## Direction
Each line below should be retyped exactly, with no pictures.

## Given data
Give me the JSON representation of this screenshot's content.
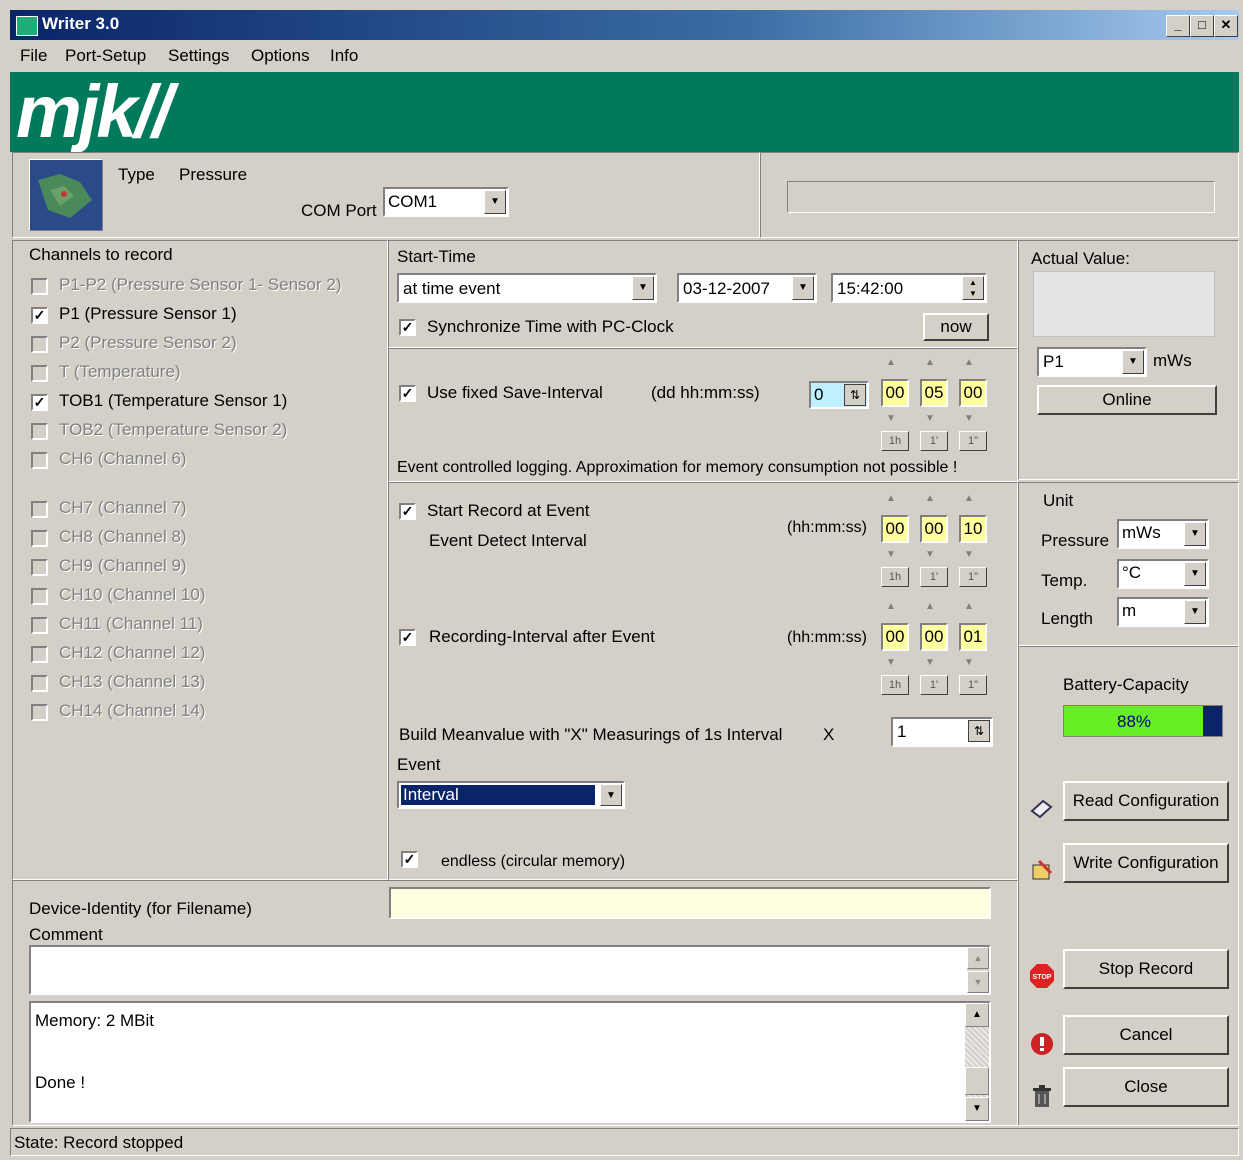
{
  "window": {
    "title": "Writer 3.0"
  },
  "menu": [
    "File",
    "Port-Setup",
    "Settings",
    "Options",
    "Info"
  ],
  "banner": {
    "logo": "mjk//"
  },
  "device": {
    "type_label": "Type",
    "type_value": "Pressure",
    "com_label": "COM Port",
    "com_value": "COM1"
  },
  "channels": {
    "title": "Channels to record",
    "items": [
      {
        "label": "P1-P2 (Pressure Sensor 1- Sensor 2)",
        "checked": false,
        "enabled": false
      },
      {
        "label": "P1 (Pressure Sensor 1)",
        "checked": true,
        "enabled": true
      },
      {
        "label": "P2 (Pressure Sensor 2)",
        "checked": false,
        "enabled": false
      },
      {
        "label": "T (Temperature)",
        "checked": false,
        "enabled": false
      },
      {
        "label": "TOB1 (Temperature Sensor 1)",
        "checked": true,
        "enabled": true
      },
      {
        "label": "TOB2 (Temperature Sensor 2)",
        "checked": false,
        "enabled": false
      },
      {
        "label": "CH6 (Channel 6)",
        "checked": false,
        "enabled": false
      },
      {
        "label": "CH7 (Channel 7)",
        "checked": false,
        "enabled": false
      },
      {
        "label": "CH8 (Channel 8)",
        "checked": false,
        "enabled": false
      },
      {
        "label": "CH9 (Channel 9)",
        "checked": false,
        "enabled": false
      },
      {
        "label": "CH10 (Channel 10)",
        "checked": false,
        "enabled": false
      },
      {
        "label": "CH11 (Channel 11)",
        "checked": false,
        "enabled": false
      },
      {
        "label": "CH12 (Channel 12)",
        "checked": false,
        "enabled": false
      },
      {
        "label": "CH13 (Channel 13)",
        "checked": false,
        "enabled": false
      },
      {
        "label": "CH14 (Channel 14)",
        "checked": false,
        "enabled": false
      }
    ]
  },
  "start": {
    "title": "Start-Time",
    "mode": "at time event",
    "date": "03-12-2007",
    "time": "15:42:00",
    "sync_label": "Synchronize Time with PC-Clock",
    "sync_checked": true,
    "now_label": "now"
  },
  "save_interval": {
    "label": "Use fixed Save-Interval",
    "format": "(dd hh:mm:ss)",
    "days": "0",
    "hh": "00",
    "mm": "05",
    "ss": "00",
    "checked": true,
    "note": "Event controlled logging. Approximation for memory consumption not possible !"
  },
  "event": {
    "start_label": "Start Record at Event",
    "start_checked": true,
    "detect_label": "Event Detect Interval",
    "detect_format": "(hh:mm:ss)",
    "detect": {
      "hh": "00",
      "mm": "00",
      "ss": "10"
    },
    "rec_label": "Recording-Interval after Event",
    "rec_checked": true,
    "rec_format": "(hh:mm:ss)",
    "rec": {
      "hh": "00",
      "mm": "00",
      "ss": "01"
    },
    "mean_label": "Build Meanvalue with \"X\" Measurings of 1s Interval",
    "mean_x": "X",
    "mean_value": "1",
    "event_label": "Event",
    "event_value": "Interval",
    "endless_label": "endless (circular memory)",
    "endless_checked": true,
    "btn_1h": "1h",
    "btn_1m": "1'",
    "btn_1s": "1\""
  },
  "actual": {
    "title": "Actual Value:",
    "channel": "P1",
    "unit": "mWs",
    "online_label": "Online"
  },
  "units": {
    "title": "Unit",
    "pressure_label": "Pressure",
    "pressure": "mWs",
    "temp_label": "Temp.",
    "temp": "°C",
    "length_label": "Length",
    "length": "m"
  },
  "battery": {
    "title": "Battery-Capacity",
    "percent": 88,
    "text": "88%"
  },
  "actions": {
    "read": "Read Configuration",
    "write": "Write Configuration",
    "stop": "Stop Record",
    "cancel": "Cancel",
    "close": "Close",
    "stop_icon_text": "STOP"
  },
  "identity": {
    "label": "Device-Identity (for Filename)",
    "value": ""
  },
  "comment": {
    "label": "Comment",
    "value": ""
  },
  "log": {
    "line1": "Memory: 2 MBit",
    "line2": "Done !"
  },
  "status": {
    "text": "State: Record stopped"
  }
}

## Solution to the exercise
Give me the JSON representation of this screenshot's content.
{
  "window": {
    "title": "Writer 3.0"
  },
  "menu": [
    "File",
    "Port-Setup",
    "Settings",
    "Options",
    "Info"
  ],
  "banner": {
    "logo": "mjk//"
  },
  "device": {
    "type_label": "Type",
    "type_value": "Pressure",
    "com_label": "COM Port",
    "com_value": "COM1"
  },
  "channels": {
    "title": "Channels to record",
    "items": [
      {
        "label": "P1-P2 (Pressure Sensor 1- Sensor 2)",
        "checked": false,
        "enabled": false
      },
      {
        "label": "P1 (Pressure Sensor 1)",
        "checked": true,
        "enabled": true
      },
      {
        "label": "P2 (Pressure Sensor 2)",
        "checked": false,
        "enabled": false
      },
      {
        "label": "T (Temperature)",
        "checked": false,
        "enabled": false
      },
      {
        "label": "TOB1 (Temperature Sensor 1)",
        "checked": true,
        "enabled": true
      },
      {
        "label": "TOB2 (Temperature Sensor 2)",
        "checked": false,
        "enabled": false
      },
      {
        "label": "CH6 (Channel 6)",
        "checked": false,
        "enabled": false
      },
      {
        "label": "CH7 (Channel 7)",
        "checked": false,
        "enabled": false
      },
      {
        "label": "CH8 (Channel 8)",
        "checked": false,
        "enabled": false
      },
      {
        "label": "CH9 (Channel 9)",
        "checked": false,
        "enabled": false
      },
      {
        "label": "CH10 (Channel 10)",
        "checked": false,
        "enabled": false
      },
      {
        "label": "CH11 (Channel 11)",
        "checked": false,
        "enabled": false
      },
      {
        "label": "CH12 (Channel 12)",
        "checked": false,
        "enabled": false
      },
      {
        "label": "CH13 (Channel 13)",
        "checked": false,
        "enabled": false
      },
      {
        "label": "CH14 (Channel 14)",
        "checked": false,
        "enabled": false
      }
    ]
  },
  "start": {
    "title": "Start-Time",
    "mode": "at time event",
    "date": "03-12-2007",
    "time": "15:42:00",
    "sync_label": "Synchronize Time with PC-Clock",
    "sync_checked": true,
    "now_label": "now"
  },
  "save_interval": {
    "label": "Use fixed Save-Interval",
    "format": "(dd hh:mm:ss)",
    "days": "0",
    "hh": "00",
    "mm": "05",
    "ss": "00",
    "checked": true,
    "note": "Event controlled logging. Approximation for memory consumption not possible !"
  },
  "event": {
    "start_label": "Start Record at Event",
    "start_checked": true,
    "detect_label": "Event Detect Interval",
    "detect_format": "(hh:mm:ss)",
    "detect": {
      "hh": "00",
      "mm": "00",
      "ss": "10"
    },
    "rec_label": "Recording-Interval after Event",
    "rec_checked": true,
    "rec_format": "(hh:mm:ss)",
    "rec": {
      "hh": "00",
      "mm": "00",
      "ss": "01"
    },
    "mean_label": "Build Meanvalue with \"X\" Measurings of 1s Interval",
    "mean_x": "X",
    "mean_value": "1",
    "event_label": "Event",
    "event_value": "Interval",
    "endless_label": "endless (circular memory)",
    "endless_checked": true,
    "btn_1h": "1h",
    "btn_1m": "1'",
    "btn_1s": "1\""
  },
  "actual": {
    "title": "Actual Value:",
    "channel": "P1",
    "unit": "mWs",
    "online_label": "Online"
  },
  "units": {
    "title": "Unit",
    "pressure_label": "Pressure",
    "pressure": "mWs",
    "temp_label": "Temp.",
    "temp": "°C",
    "length_label": "Length",
    "length": "m"
  },
  "battery": {
    "title": "Battery-Capacity",
    "percent": 88,
    "text": "88%"
  },
  "actions": {
    "read": "Read Configuration",
    "write": "Write Configuration",
    "stop": "Stop Record",
    "cancel": "Cancel",
    "close": "Close",
    "stop_icon_text": "STOP"
  },
  "identity": {
    "label": "Device-Identity (for Filename)",
    "value": ""
  },
  "comment": {
    "label": "Comment",
    "value": ""
  },
  "log": {
    "line1": "Memory: 2 MBit",
    "line2": "Done !"
  },
  "status": {
    "text": "State: Record stopped"
  }
}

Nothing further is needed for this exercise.